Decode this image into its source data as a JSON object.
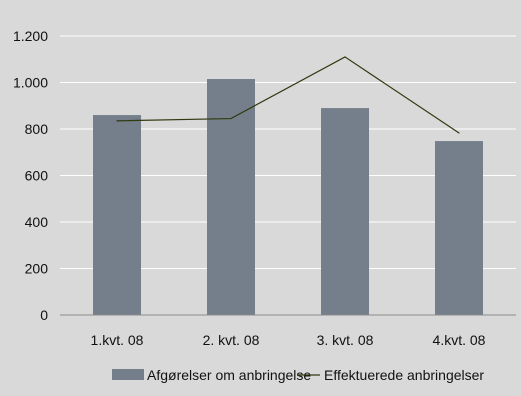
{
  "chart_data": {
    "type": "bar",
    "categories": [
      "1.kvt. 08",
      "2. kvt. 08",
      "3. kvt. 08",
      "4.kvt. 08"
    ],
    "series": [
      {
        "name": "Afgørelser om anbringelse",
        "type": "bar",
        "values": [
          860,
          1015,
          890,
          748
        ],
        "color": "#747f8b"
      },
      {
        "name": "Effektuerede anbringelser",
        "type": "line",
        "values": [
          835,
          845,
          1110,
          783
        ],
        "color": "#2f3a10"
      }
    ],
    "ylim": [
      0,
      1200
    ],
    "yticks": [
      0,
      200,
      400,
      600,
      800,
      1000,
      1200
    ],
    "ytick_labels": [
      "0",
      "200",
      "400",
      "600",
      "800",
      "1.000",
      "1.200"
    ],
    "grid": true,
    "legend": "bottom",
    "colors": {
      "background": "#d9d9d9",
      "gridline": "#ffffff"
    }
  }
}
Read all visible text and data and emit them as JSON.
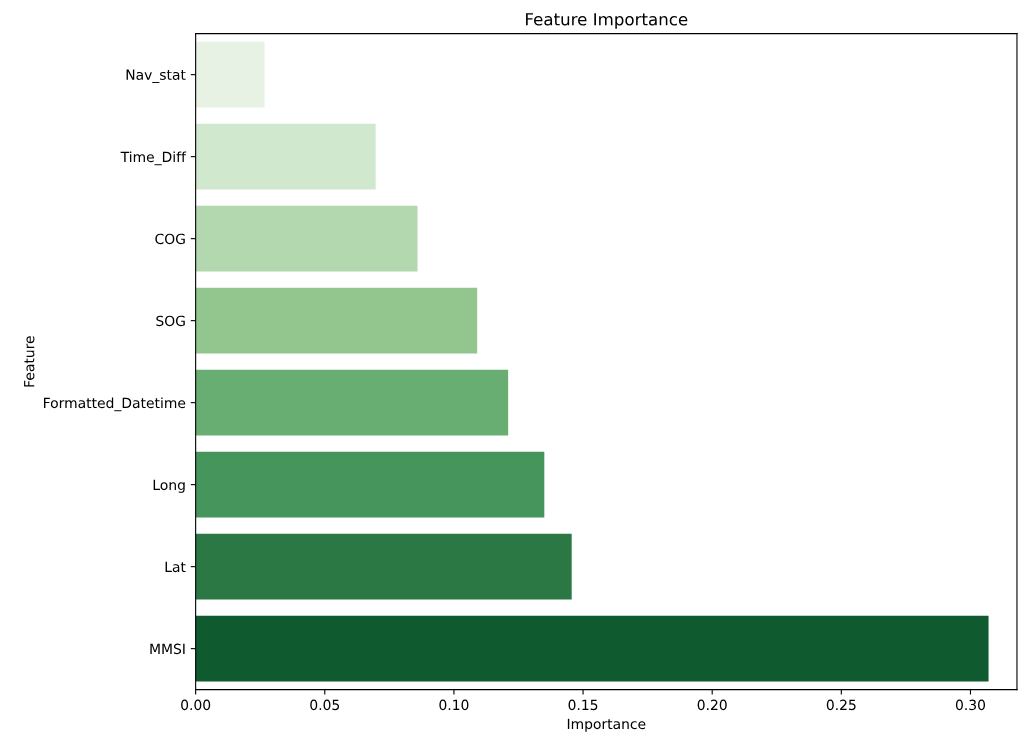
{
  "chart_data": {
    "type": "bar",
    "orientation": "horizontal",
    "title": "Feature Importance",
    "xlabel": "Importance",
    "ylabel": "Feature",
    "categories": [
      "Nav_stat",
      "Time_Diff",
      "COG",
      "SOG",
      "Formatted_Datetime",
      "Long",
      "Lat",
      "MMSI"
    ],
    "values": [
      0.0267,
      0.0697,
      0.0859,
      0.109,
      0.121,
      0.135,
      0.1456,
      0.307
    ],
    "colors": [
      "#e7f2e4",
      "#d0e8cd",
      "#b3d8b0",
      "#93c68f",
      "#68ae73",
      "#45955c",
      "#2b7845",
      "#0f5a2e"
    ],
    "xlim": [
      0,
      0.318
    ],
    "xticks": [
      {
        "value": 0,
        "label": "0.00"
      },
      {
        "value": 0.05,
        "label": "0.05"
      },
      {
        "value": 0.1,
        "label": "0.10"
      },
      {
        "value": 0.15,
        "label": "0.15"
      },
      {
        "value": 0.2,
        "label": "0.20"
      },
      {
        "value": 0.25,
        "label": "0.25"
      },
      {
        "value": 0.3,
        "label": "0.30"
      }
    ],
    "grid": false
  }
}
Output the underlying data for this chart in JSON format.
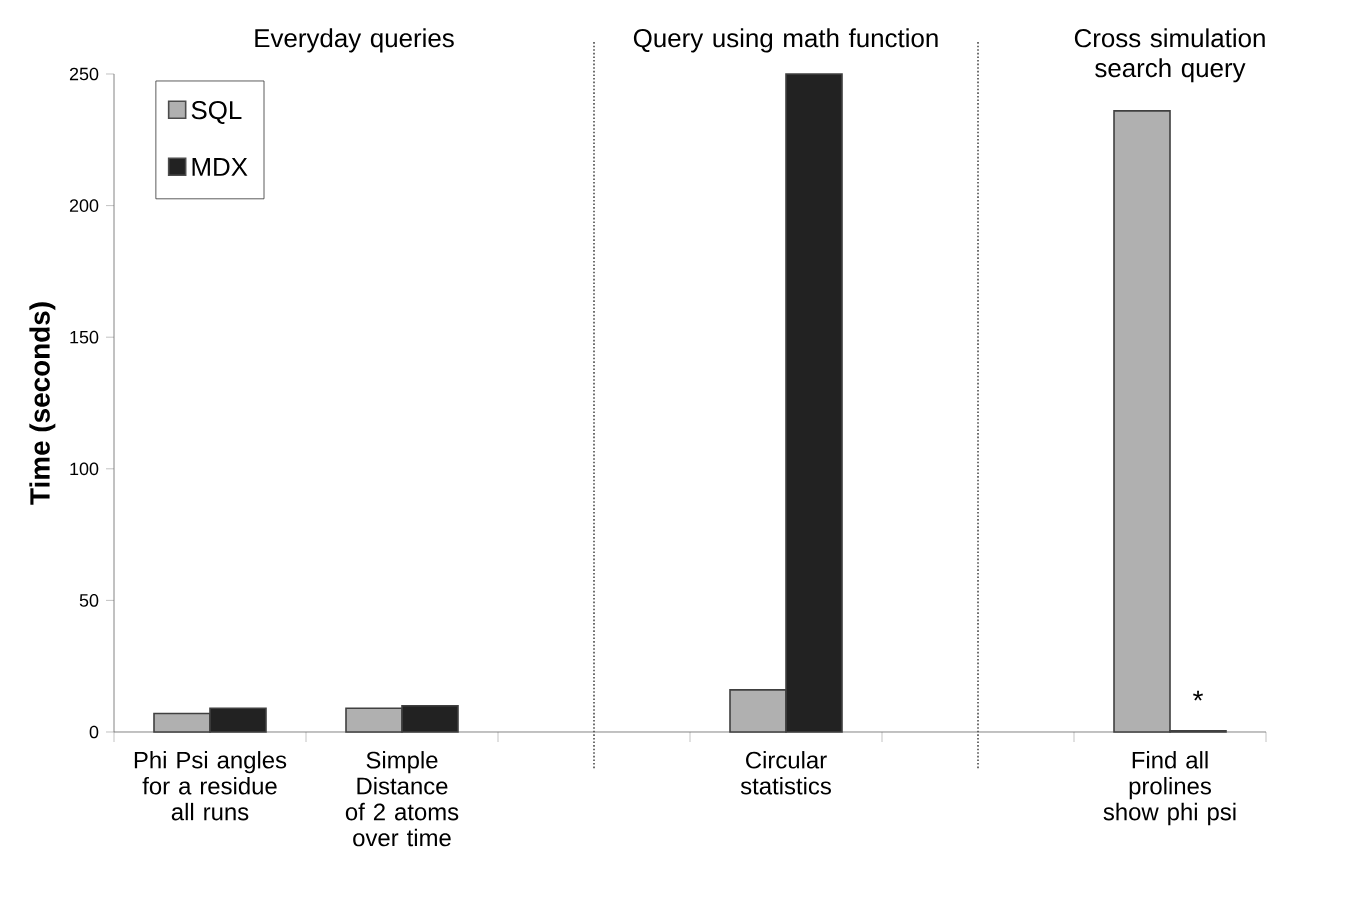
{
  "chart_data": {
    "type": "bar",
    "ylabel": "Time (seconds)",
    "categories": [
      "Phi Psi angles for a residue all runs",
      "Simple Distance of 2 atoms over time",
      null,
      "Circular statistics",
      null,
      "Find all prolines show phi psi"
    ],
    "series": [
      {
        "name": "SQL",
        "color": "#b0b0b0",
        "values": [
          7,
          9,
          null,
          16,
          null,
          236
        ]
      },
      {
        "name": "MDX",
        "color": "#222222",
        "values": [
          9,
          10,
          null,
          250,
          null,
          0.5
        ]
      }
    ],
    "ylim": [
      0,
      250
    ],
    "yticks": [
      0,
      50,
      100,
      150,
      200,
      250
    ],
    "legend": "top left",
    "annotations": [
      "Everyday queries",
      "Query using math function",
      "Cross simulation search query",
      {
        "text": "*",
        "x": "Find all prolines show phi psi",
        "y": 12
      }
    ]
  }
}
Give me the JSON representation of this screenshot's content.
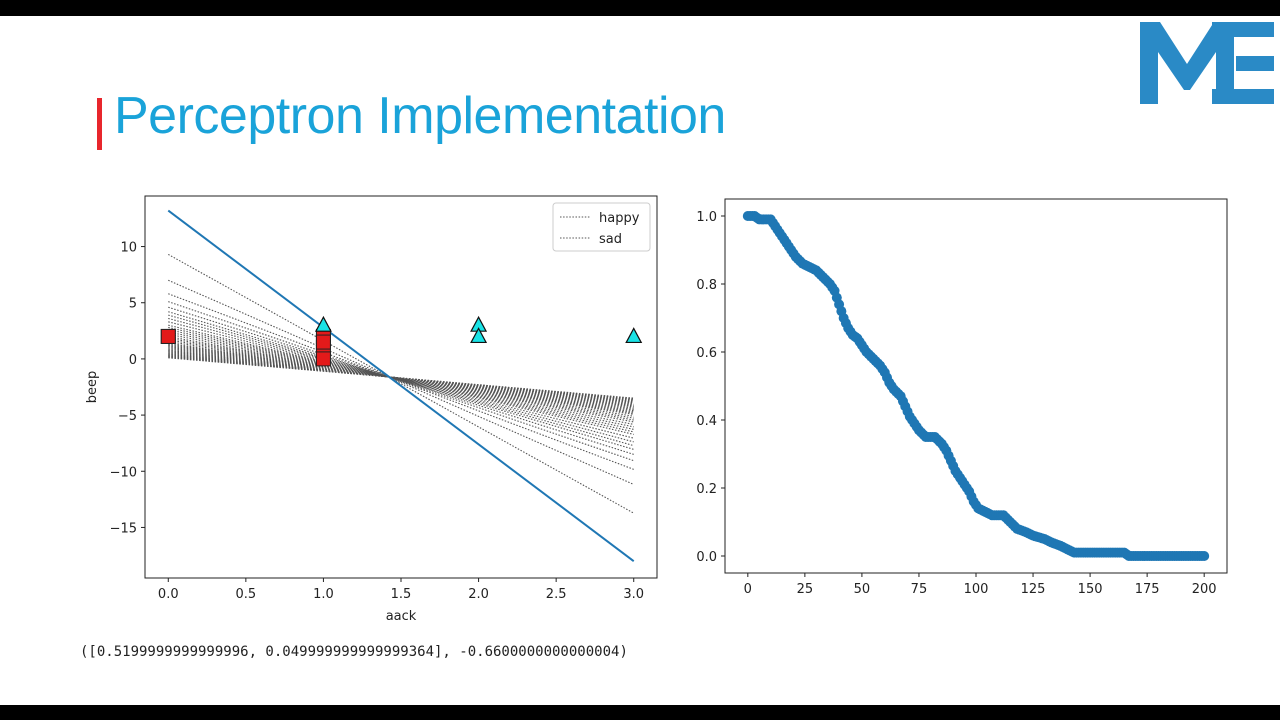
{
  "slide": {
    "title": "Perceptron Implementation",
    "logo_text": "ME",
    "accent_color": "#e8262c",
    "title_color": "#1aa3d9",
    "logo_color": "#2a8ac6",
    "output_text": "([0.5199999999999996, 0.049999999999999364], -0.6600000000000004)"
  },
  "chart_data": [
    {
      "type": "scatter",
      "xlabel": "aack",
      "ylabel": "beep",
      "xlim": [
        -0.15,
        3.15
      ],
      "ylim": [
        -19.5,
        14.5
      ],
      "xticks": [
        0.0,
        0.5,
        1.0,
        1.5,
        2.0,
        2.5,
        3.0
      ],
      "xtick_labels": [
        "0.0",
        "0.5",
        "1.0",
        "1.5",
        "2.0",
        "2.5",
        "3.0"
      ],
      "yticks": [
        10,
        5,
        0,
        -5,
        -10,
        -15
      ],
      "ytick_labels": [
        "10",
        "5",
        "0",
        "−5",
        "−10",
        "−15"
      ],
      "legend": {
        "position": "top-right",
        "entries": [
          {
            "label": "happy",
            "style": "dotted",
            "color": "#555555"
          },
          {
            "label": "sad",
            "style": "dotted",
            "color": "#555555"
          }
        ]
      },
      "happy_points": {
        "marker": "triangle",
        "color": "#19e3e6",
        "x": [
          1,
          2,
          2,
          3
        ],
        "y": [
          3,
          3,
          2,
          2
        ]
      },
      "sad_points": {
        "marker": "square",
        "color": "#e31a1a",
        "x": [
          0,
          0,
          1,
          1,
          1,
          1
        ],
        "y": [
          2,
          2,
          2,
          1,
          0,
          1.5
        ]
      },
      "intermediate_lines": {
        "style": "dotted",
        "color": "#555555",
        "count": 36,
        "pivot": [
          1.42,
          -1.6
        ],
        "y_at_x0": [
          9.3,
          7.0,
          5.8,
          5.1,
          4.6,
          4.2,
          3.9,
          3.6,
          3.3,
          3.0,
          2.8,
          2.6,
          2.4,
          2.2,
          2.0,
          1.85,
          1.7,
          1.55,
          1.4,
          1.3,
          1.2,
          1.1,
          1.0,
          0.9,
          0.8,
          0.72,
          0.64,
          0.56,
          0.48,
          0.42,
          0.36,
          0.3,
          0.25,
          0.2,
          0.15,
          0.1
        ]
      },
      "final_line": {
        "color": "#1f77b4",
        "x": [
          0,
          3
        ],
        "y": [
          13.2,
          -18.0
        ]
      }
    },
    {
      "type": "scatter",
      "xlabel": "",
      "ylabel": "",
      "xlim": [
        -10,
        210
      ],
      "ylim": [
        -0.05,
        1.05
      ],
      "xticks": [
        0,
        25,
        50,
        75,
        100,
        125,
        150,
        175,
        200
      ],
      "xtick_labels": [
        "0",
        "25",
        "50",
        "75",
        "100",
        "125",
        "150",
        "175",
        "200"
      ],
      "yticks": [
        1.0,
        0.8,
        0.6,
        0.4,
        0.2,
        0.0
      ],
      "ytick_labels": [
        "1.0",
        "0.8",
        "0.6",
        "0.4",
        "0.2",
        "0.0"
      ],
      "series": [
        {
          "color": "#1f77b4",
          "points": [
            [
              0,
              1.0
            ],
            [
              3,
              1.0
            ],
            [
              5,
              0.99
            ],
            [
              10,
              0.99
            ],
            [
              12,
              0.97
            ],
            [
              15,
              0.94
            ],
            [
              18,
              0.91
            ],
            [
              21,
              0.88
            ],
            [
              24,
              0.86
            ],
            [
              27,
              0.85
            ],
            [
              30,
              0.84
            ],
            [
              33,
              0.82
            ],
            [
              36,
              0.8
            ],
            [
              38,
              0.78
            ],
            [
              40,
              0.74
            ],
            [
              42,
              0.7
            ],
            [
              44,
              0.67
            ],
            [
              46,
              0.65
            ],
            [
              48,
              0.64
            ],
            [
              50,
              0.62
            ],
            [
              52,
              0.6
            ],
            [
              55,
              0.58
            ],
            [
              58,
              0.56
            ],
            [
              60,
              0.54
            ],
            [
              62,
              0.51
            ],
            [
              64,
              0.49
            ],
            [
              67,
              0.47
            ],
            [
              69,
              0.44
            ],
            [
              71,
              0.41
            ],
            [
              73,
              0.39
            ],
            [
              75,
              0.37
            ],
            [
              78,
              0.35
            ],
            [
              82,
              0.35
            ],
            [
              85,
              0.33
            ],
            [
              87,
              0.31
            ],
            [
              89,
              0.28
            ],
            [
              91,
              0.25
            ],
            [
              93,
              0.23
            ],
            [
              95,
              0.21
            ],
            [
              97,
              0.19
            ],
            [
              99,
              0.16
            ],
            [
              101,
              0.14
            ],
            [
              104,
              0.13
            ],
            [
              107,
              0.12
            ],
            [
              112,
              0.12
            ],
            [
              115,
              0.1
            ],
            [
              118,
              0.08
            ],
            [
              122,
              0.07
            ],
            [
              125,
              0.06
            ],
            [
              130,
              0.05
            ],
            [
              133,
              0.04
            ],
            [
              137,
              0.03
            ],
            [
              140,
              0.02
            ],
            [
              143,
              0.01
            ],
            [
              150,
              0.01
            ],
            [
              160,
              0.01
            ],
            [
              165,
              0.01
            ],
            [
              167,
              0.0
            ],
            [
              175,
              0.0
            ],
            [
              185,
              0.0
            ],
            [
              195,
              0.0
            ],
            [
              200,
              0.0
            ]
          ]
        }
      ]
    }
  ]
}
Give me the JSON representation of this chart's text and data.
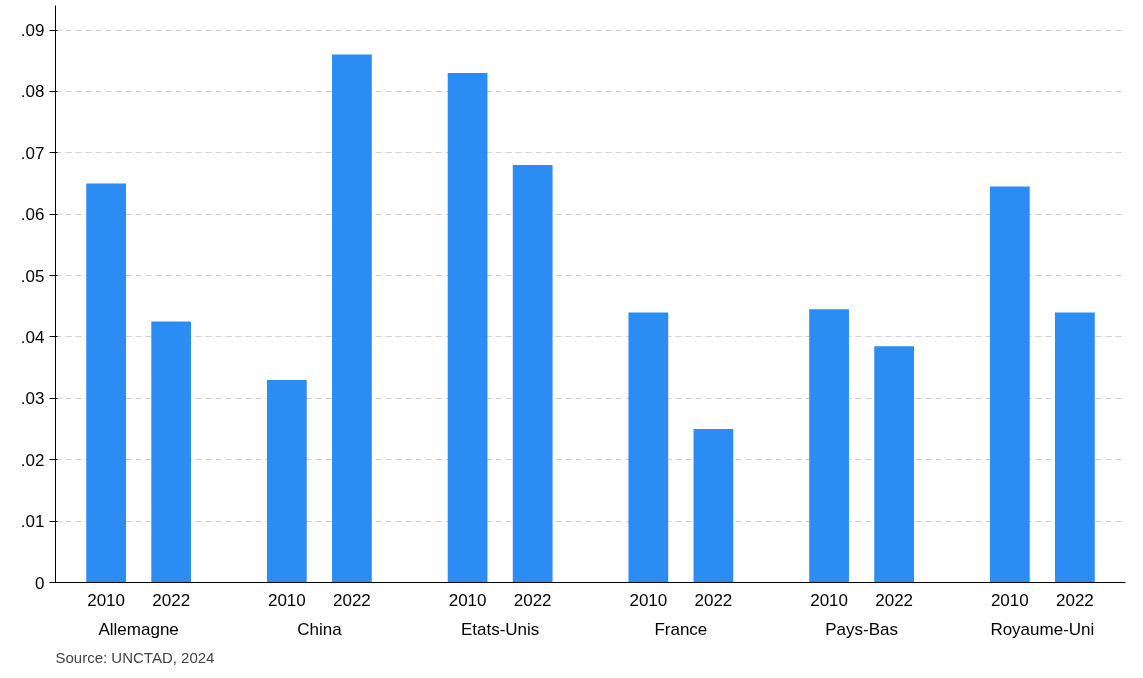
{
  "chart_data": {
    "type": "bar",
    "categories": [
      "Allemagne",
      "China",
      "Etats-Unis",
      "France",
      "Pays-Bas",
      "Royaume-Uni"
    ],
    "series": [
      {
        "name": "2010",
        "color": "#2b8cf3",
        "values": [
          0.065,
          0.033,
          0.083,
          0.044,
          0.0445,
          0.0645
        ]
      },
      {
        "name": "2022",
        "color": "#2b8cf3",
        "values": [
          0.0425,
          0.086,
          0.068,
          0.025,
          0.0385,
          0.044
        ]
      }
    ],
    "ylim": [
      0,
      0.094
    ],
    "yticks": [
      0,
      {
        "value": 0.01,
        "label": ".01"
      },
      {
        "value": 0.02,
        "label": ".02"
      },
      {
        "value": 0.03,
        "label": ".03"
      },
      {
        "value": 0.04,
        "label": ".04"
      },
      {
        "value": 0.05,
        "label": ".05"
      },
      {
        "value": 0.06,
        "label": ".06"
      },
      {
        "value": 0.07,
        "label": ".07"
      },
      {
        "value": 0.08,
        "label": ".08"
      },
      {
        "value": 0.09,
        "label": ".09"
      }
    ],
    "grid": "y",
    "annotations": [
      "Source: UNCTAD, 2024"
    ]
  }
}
============
SET TASK:
Leave out every picture, and write out exactly the lines from the one bearing "Give me the JSON representation of this chart's" through the final line.

EXERCISE RESULT:
Give me the JSON representation of this chart's text and data.
{
  "chart_data": {
    "type": "bar",
    "categories": [
      "Allemagne",
      "China",
      "Etats-Unis",
      "France",
      "Pays-Bas",
      "Royaume-Uni"
    ],
    "series": [
      {
        "name": "2010",
        "color": "#2b8cf3",
        "values": [
          0.065,
          0.033,
          0.083,
          0.044,
          0.0445,
          0.0645
        ]
      },
      {
        "name": "2022",
        "color": "#2b8cf3",
        "values": [
          0.0425,
          0.086,
          0.068,
          0.025,
          0.0385,
          0.044
        ]
      }
    ],
    "ylim": [
      0,
      0.094
    ],
    "yticks": [
      0,
      {
        "value": 0.01,
        "label": ".01"
      },
      {
        "value": 0.02,
        "label": ".02"
      },
      {
        "value": 0.03,
        "label": ".03"
      },
      {
        "value": 0.04,
        "label": ".04"
      },
      {
        "value": 0.05,
        "label": ".05"
      },
      {
        "value": 0.06,
        "label": ".06"
      },
      {
        "value": 0.07,
        "label": ".07"
      },
      {
        "value": 0.08,
        "label": ".08"
      },
      {
        "value": 0.09,
        "label": ".09"
      }
    ],
    "grid": "y",
    "annotations": [
      "Source: UNCTAD, 2024"
    ]
  }
}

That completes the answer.